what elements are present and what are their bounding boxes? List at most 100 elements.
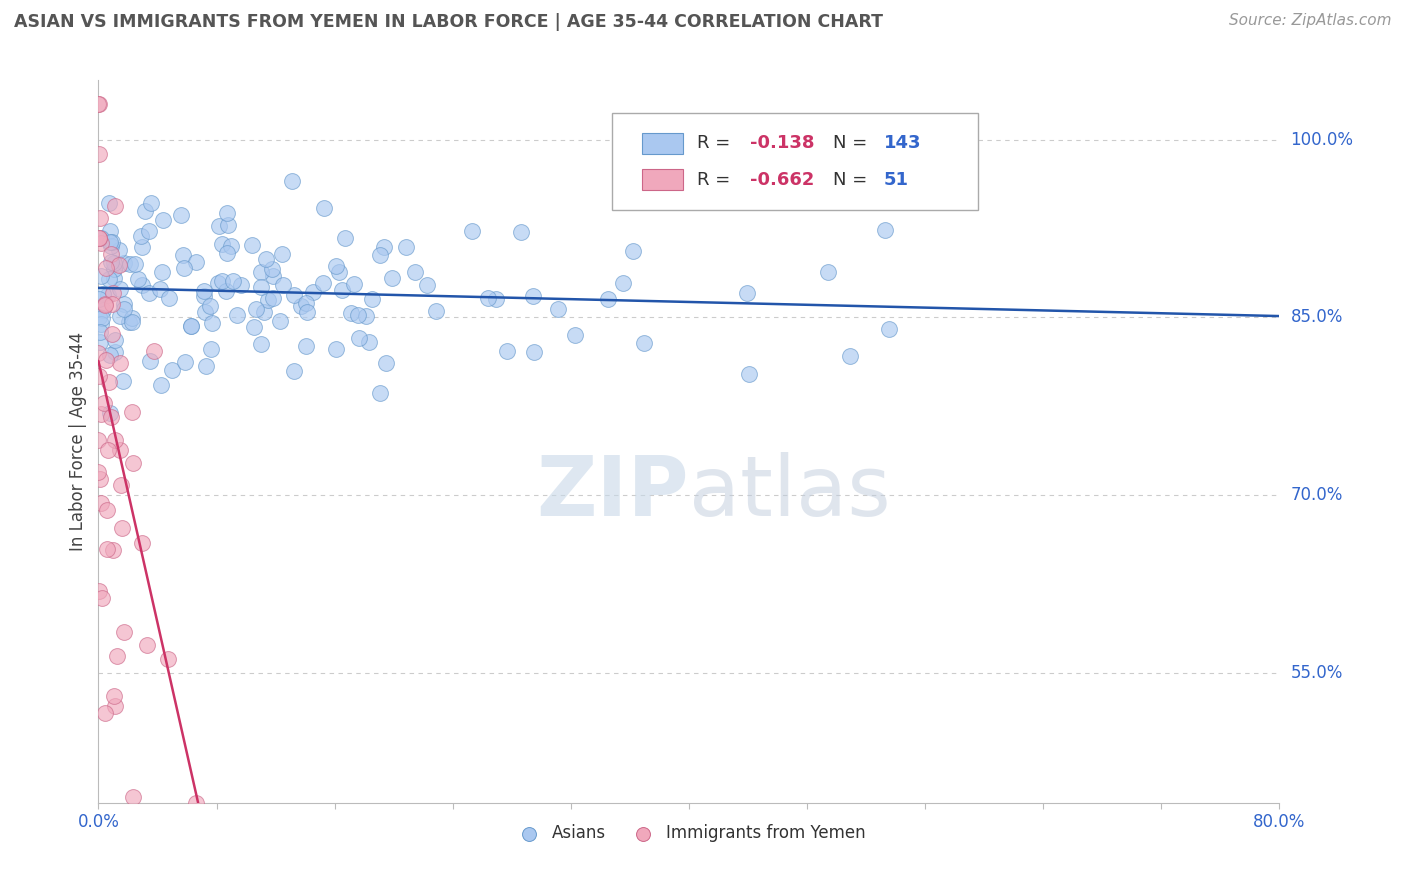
Point xyxy=(875,223,897,237)
Point xyxy=(193,284,215,298)
Point xyxy=(333,231,356,245)
Point xyxy=(249,337,271,351)
Point xyxy=(101,542,124,557)
Point xyxy=(100,247,122,261)
Point xyxy=(101,235,124,250)
Point xyxy=(87,231,110,245)
Point xyxy=(262,269,284,284)
Point xyxy=(173,355,195,369)
Point xyxy=(295,305,318,319)
Point xyxy=(485,292,508,306)
Point xyxy=(222,275,245,289)
Point xyxy=(87,310,110,324)
Point xyxy=(510,225,533,239)
Point xyxy=(253,305,276,319)
Point xyxy=(100,235,122,250)
Text: R =: R = xyxy=(697,171,737,189)
Point xyxy=(314,201,336,215)
Point xyxy=(105,648,128,663)
Point xyxy=(564,328,586,343)
Point xyxy=(87,346,110,360)
Point xyxy=(211,237,233,252)
Point xyxy=(231,278,253,293)
Point xyxy=(101,286,124,301)
Text: 55.0%: 55.0% xyxy=(1291,664,1343,681)
Point xyxy=(101,327,124,342)
Text: N =: N = xyxy=(832,135,873,153)
Point xyxy=(312,276,335,290)
Point xyxy=(97,287,120,301)
Point xyxy=(131,278,153,293)
Point xyxy=(269,314,291,328)
Point xyxy=(103,271,125,285)
Point xyxy=(156,652,179,666)
Point xyxy=(108,243,131,257)
Point xyxy=(184,796,207,810)
Point xyxy=(404,264,426,278)
Point xyxy=(98,376,121,390)
Point xyxy=(89,472,111,486)
Point xyxy=(242,319,264,334)
Point xyxy=(110,478,132,492)
Point xyxy=(270,247,292,261)
Point xyxy=(193,289,215,303)
Point xyxy=(184,255,207,269)
Point xyxy=(219,238,242,252)
Point xyxy=(207,219,229,233)
Point xyxy=(375,356,398,370)
Point xyxy=(131,536,153,550)
Point xyxy=(94,297,117,311)
Text: 51: 51 xyxy=(884,171,908,189)
Point xyxy=(104,199,127,213)
Point xyxy=(354,310,377,324)
Point xyxy=(139,354,162,368)
Point xyxy=(97,443,120,458)
Point xyxy=(249,280,271,294)
Point xyxy=(330,284,353,298)
Point xyxy=(112,301,135,316)
Point xyxy=(340,306,363,320)
Point xyxy=(100,238,122,252)
Point xyxy=(90,269,112,284)
Text: -0.138: -0.138 xyxy=(751,135,815,153)
Text: 70.0%: 70.0% xyxy=(1291,486,1343,504)
Point xyxy=(283,288,305,302)
Point xyxy=(621,244,644,259)
Point xyxy=(90,591,112,605)
Point xyxy=(262,261,284,276)
Point xyxy=(201,316,224,330)
Point xyxy=(87,369,110,384)
Point xyxy=(135,638,157,652)
Point xyxy=(200,343,222,357)
Point xyxy=(91,287,114,301)
Point xyxy=(87,433,110,447)
Point xyxy=(495,344,517,359)
Point xyxy=(134,203,156,218)
Point xyxy=(735,285,758,300)
Point xyxy=(91,310,114,325)
Point xyxy=(111,521,134,535)
Point xyxy=(122,789,145,804)
Point xyxy=(226,308,249,322)
Point xyxy=(368,248,391,262)
Point xyxy=(94,706,117,721)
Text: -0.662: -0.662 xyxy=(751,171,814,189)
Point xyxy=(301,285,323,299)
Text: 143: 143 xyxy=(884,135,921,153)
Point xyxy=(737,367,759,381)
Point xyxy=(104,345,127,359)
Point xyxy=(633,336,655,351)
Text: Source: ZipAtlas.com: Source: ZipAtlas.com xyxy=(1229,13,1392,29)
Point xyxy=(596,293,619,307)
Point xyxy=(98,406,121,420)
Point xyxy=(215,205,238,219)
Point xyxy=(879,321,901,335)
Point xyxy=(346,308,368,322)
Point xyxy=(100,255,122,269)
Point xyxy=(93,302,115,317)
Point xyxy=(180,318,202,333)
Point xyxy=(138,286,160,301)
Point xyxy=(839,349,862,363)
Point xyxy=(90,235,112,250)
Point xyxy=(103,262,125,277)
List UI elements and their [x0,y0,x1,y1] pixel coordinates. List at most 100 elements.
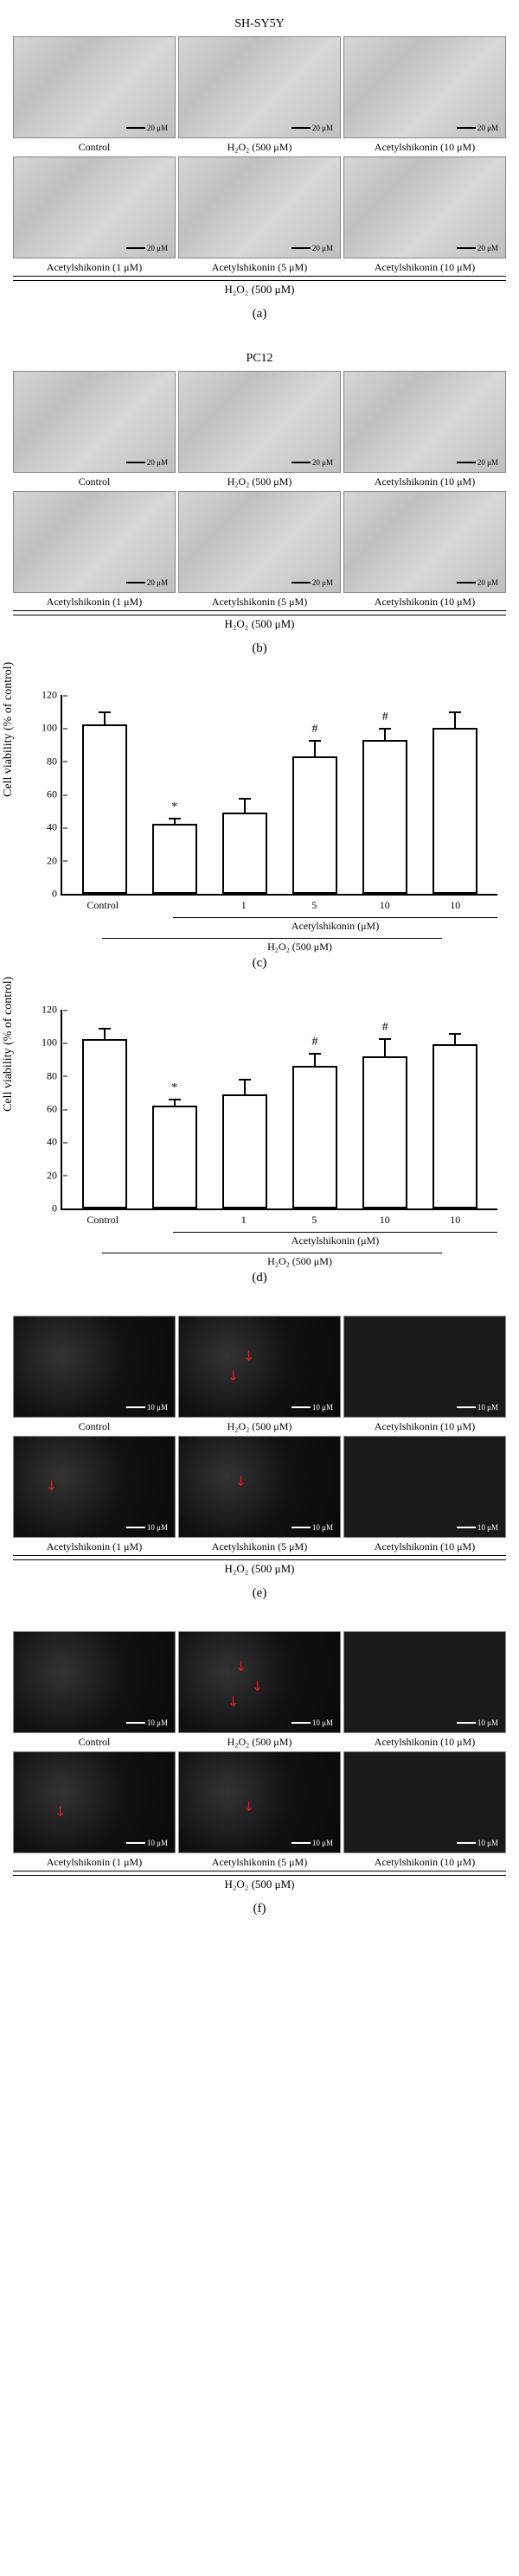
micro-label: Acetylshikonin (10 μM) [375,1856,475,1869]
panel-sublabel: (e) [13,1586,506,1601]
y-tick: 20 [47,1169,62,1182]
panel-c: Cell viability (% of control) 0204060801… [13,686,506,971]
panel-a-title: SH-SY5Y [13,17,506,31]
y-tick: 120 [42,1004,62,1017]
y-tick: 100 [42,1036,62,1049]
arrow-icon: ↘ [231,1470,252,1491]
y-tick: 40 [47,821,62,834]
x-tick-label: 10 [364,1214,406,1227]
micrograph: 20 μM [343,36,506,138]
x-labels: Control151010 [61,896,497,912]
micro-label: Acetylshikonin (5 μM) [212,1856,307,1869]
scale-bar: 20 μM [457,578,498,587]
bar [82,1039,127,1208]
micrograph: ↘10 μM [13,1751,176,1853]
panel-sublabel: (a) [13,307,506,322]
micro-label: H₂O₂ (500 μM) [227,475,292,488]
y-tick: 100 [42,722,62,735]
scale-bar: 20 μM [457,124,498,132]
scale-bar: 10 μM [126,1403,168,1412]
micrograph: 20 μM [343,371,506,473]
micro-label: H₂O₂ (500 μM) [227,1736,292,1749]
bar [82,724,127,894]
micro-label: Control [79,1420,111,1433]
micrograph: 20 μM [178,156,341,258]
micro-grid-a: 20 μMControl 20 μMH₂O₂ (500 μM) 20 μMAce… [13,36,506,277]
significance-marker: # [382,1021,388,1035]
y-tick: 0 [52,888,62,901]
micro-label: Acetylshikonin (10 μM) [375,596,475,609]
x-tick-label: Control [82,899,124,912]
y-axis-label: Cell viability (% of control) [2,662,16,797]
micrograph: 20 μM [13,156,176,258]
panel-sublabel: (b) [13,641,506,656]
micro-label: Acetylshikonin (10 μM) [375,141,475,154]
arrow-icon: ↘ [49,1801,70,1821]
micro-label: H₂O₂ (500 μM) [227,141,292,154]
y-tick: 80 [47,755,62,768]
condition-bracket: H₂O₂ (500 μM) [13,1875,506,1891]
micrograph: 10 μM [343,1316,506,1418]
x-tick-label: 10 [434,1214,476,1227]
bar [432,1044,477,1208]
x-tick-label: 5 [293,899,335,912]
panel-sublabel: (c) [13,956,506,971]
x-tick-label: 10 [364,899,406,912]
bar: # [362,1056,407,1209]
scale-bar: 20 μM [126,244,168,252]
significance-marker: * [171,800,177,814]
micro-label: Acetylshikonin (1 μM) [47,261,142,274]
panel-b: PC12 20 μMControl 20 μMH₂O₂ (500 μM) 20 … [13,352,506,656]
bar: # [292,756,337,894]
arrow-icon: ↘ [223,1691,244,1712]
micrograph: ↘10 μM [178,1436,341,1538]
micrograph: 20 μM [343,491,506,593]
scale-bar: 10 μM [126,1718,168,1727]
arrow-icon: ↘ [42,1476,62,1496]
micrograph: 10 μM [13,1631,176,1733]
bar [432,728,477,894]
y-tick: 80 [47,1069,62,1082]
micrograph: 10 μM [343,1436,506,1538]
micro-label: Control [79,475,111,488]
scale-bar: 20 μM [292,578,333,587]
bar: * [152,1106,197,1208]
micro-grid-f: 10 μMControl ↘↘↘10 μMH₂O₂ (500 μM) 10 μM… [13,1631,506,1871]
bar [222,1094,267,1208]
panel-sublabel: (f) [13,1902,506,1916]
y-axis-label: Cell viability (% of control) [2,977,16,1112]
x-tick-label: 5 [293,1214,335,1227]
panel-a: SH-SY5Y 20 μMControl 20 μMH₂O₂ (500 μM) … [13,17,506,322]
arrow-icon: ↘ [239,1795,260,1816]
micrograph: 20 μM [13,371,176,473]
x-tick-label [152,1214,194,1227]
micro-label: Acetylshikonin (10 μM) [375,261,475,274]
x-labels: Control151010 [61,1210,497,1227]
micro-label: Acetylshikonin (10 μM) [375,1420,475,1433]
micrograph: 20 μM [178,36,341,138]
scale-bar: 20 μM [457,244,498,252]
y-tick: 40 [47,1136,62,1149]
bar: * [152,824,197,894]
micro-label: Control [79,1736,111,1749]
scale-bar: 10 μM [292,1403,333,1412]
micrograph: 10 μM [343,1751,506,1853]
y-tick: 60 [47,788,62,801]
scale-bar: 20 μM [292,124,333,132]
scale-bar: 10 μM [292,1839,333,1847]
bar [222,813,267,894]
condition-bracket: H₂O₂ (500 μM) [13,615,506,631]
x-tick-label [152,899,194,912]
x-tick-label: 10 [434,899,476,912]
arrow-icon: ↘ [223,1365,244,1386]
y-tick: 0 [52,1202,62,1215]
micrograph: 20 μM [178,491,341,593]
x-tick-label: Control [82,1214,124,1227]
scale-bar: 10 μM [126,1523,168,1532]
significance-marker: # [312,723,318,736]
micrograph: ↘↘↘10 μM [178,1631,341,1733]
scale-bar: 10 μM [457,1718,498,1727]
arrow-icon: ↘ [239,1345,260,1366]
micro-label: Acetylshikonin (10 μM) [375,475,475,488]
panel-e: 10 μMControl ↘↘10 μMH₂O₂ (500 μM) 10 μMA… [13,1316,506,1601]
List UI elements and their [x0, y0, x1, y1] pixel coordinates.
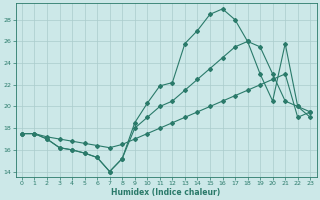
X-axis label: Humidex (Indice chaleur): Humidex (Indice chaleur) — [111, 188, 221, 197]
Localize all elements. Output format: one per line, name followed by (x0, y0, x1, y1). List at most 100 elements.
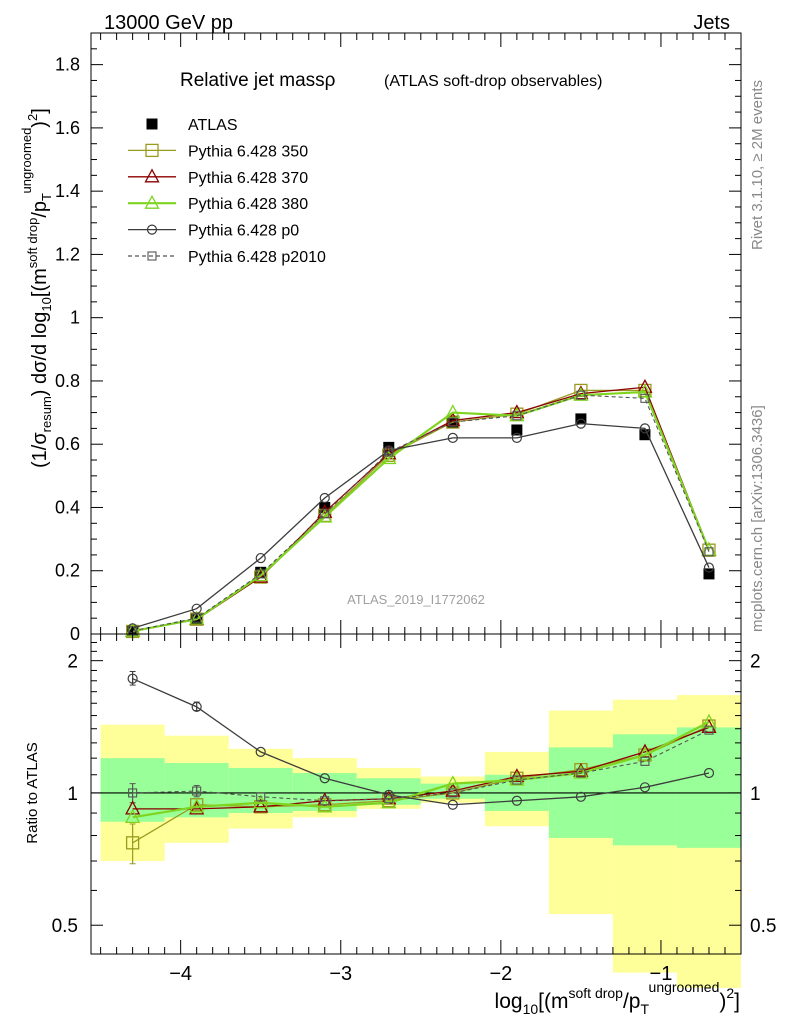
ratio-point (511, 795, 522, 806)
y-tick-label: 0.4 (55, 497, 80, 517)
ratio-panel: 0.5 0.5 1 1 2 2 −4 −3 −2 −1 Ratio to ATLAS log10[… (24, 633, 776, 1017)
data-point (701, 541, 717, 556)
legend-swatch-marker (147, 251, 157, 261)
legend-swatch-marker (144, 194, 160, 209)
ratio-y-tick-label: 0.5 (52, 916, 78, 937)
data-point (256, 569, 266, 579)
y-tick-label: 0.6 (55, 434, 80, 454)
x-tick-label: −1 (650, 963, 673, 985)
y-tick-label: 1.8 (55, 55, 80, 75)
data-point (447, 432, 458, 443)
header-observable: Jets (693, 12, 730, 34)
data-point (319, 492, 330, 504)
data-point (381, 450, 397, 465)
ratio-line (132, 678, 710, 806)
legend-swatch-marker (146, 118, 158, 130)
data-point (320, 509, 330, 519)
ratio-series-pythia-6-428-p2010 (128, 725, 714, 806)
ratio-point (576, 768, 586, 778)
legend-swatch-marker (146, 224, 158, 235)
data-point (511, 432, 522, 443)
data-point (192, 613, 202, 623)
ratio-point (447, 799, 458, 810)
ratio-point (192, 786, 202, 796)
data-point (512, 411, 522, 421)
ratio-point (128, 788, 138, 798)
mcplots-label: mcplots.cern.ch [arXiv:1306.3436] (749, 405, 766, 632)
main-panel: ATLAS_2019_I1772062 0 0.2 0.4 0.6 0.8 1 1.2 1.4… (19, 32, 742, 644)
ratio-point (637, 746, 653, 761)
legend-entry: Pythia 6.428 350 (128, 143, 308, 160)
ratio-point (448, 788, 458, 798)
ratio-point (640, 756, 650, 766)
ratio-point (573, 764, 589, 779)
ratio-point (125, 836, 140, 850)
ratio-point (445, 782, 461, 797)
legend-label: ATLAS (188, 117, 238, 134)
ratio-point (319, 773, 330, 784)
legend-label: Pythia 6.428 p2010 (188, 249, 326, 266)
ratio-point (704, 725, 714, 735)
ratio-point (125, 808, 141, 823)
data-point (446, 415, 460, 429)
legend-entry: Pythia 6.428 p2010 (128, 249, 326, 266)
header-process: 13000 GeV pp (104, 12, 233, 34)
rivet-label: Rivet 3.1.10, ≥ 2M events (749, 80, 766, 250)
ratio-point (253, 794, 269, 809)
ratio-line (132, 729, 710, 802)
legend-label: Pythia 6.428 p0 (188, 223, 299, 240)
data-point (573, 385, 589, 400)
ratio-series-pythia-6-428-380 (125, 713, 717, 823)
data-point (573, 386, 589, 401)
x-tick-label: −2 (489, 963, 512, 985)
y-tick-label: 1 (70, 308, 80, 328)
y-tick-label: 0.2 (55, 561, 80, 581)
series-pythia-6-428-p2010 (128, 390, 714, 636)
data-point (703, 562, 715, 573)
data-point (253, 567, 269, 582)
legend-label: Pythia 6.428 380 (188, 196, 308, 213)
ratio-point (384, 794, 394, 804)
data-point (448, 417, 458, 427)
legend-entry: ATLAS (146, 117, 238, 134)
ratio-y-tick-label: 2 (67, 652, 78, 673)
ratio-y-tick-label-right: 0.5 (750, 916, 776, 937)
ratio-point (703, 767, 715, 779)
uncertainty-band-inner (612, 734, 677, 846)
x-tick-label: −3 (329, 963, 352, 985)
legend-label: Pythia 6.428 370 (188, 170, 308, 187)
data-point (511, 424, 523, 436)
ratio-point (320, 796, 330, 806)
y-tick-label: 1.6 (55, 118, 80, 138)
ratio-point (509, 771, 525, 786)
y-tick-label: 0 (70, 624, 80, 644)
ratio-point (189, 798, 205, 813)
data-point (189, 610, 205, 625)
series-pythia-6-428-p0 (127, 418, 715, 634)
chart-title-main: Relative jet massρ (180, 70, 336, 91)
data-point (640, 393, 650, 403)
legend-entry: Pythia 6.428 380 (128, 194, 308, 213)
ratio-point (317, 798, 333, 813)
data-point (576, 390, 586, 400)
x-tick-label: −4 (169, 963, 192, 985)
ratio-point (701, 713, 717, 728)
ratio-y-tick-label-right: 2 (750, 652, 761, 673)
series-line (132, 390, 710, 633)
ratio-point (253, 798, 269, 813)
data-point (191, 603, 202, 614)
series-line (132, 422, 710, 629)
ratio-line (132, 726, 710, 810)
ratio-y-tick-label-right: 1 (750, 784, 761, 805)
data-point (703, 568, 715, 580)
series-line (132, 394, 710, 632)
data-point (445, 412, 461, 427)
ratio-point (255, 746, 266, 757)
ratio-point (256, 792, 266, 802)
data-point (704, 547, 714, 557)
data-point (574, 383, 588, 398)
ratio-line (132, 721, 710, 819)
y-tick-label: 0.8 (55, 371, 80, 391)
series-pythia-6-428-380 (125, 383, 717, 637)
data-point (317, 508, 333, 523)
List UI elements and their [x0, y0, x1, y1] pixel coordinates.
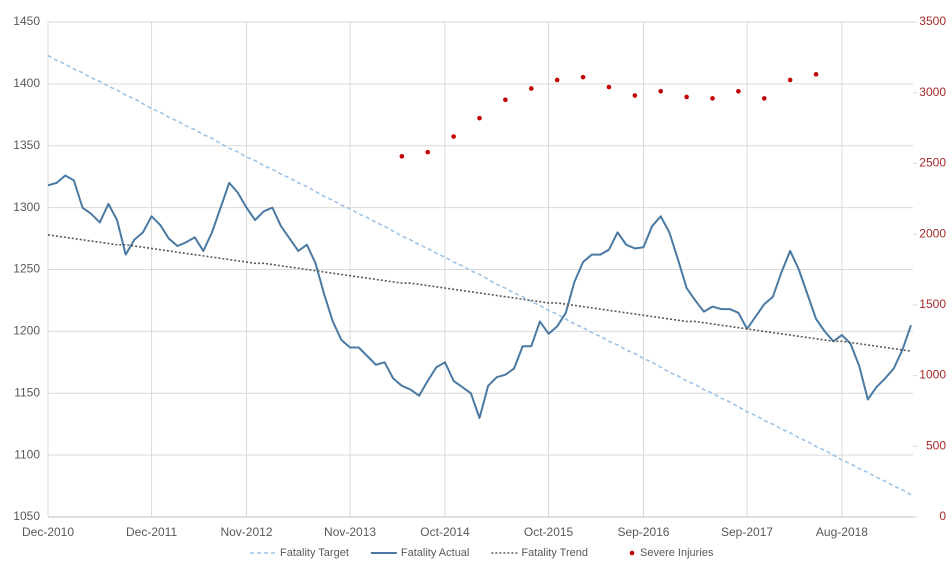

*-*-*

▸ **Requirement**: Copy the lines from the one containing "ratio-point (511, 795, 522, 806)" up to and including the one containing "data-point (256, 569, 266, 579)", character for character.

▸ **Result for this task**:
ratio-point (511, 795, 522, 806)
y-tick-label: 0.4 (55, 497, 80, 517)
ratio-panel: 0.5 0.5 1 1 2 2 −4 −3 −2 −1 Ratio to ATLAS log10[… (24, 633, 776, 1017)
data-point (701, 541, 717, 556)
legend-swatch-marker (147, 251, 157, 261)
legend-swatch-marker (144, 194, 160, 209)
ratio-y-tick-label: 0.5 (52, 916, 78, 937)
data-point (256, 569, 266, 579)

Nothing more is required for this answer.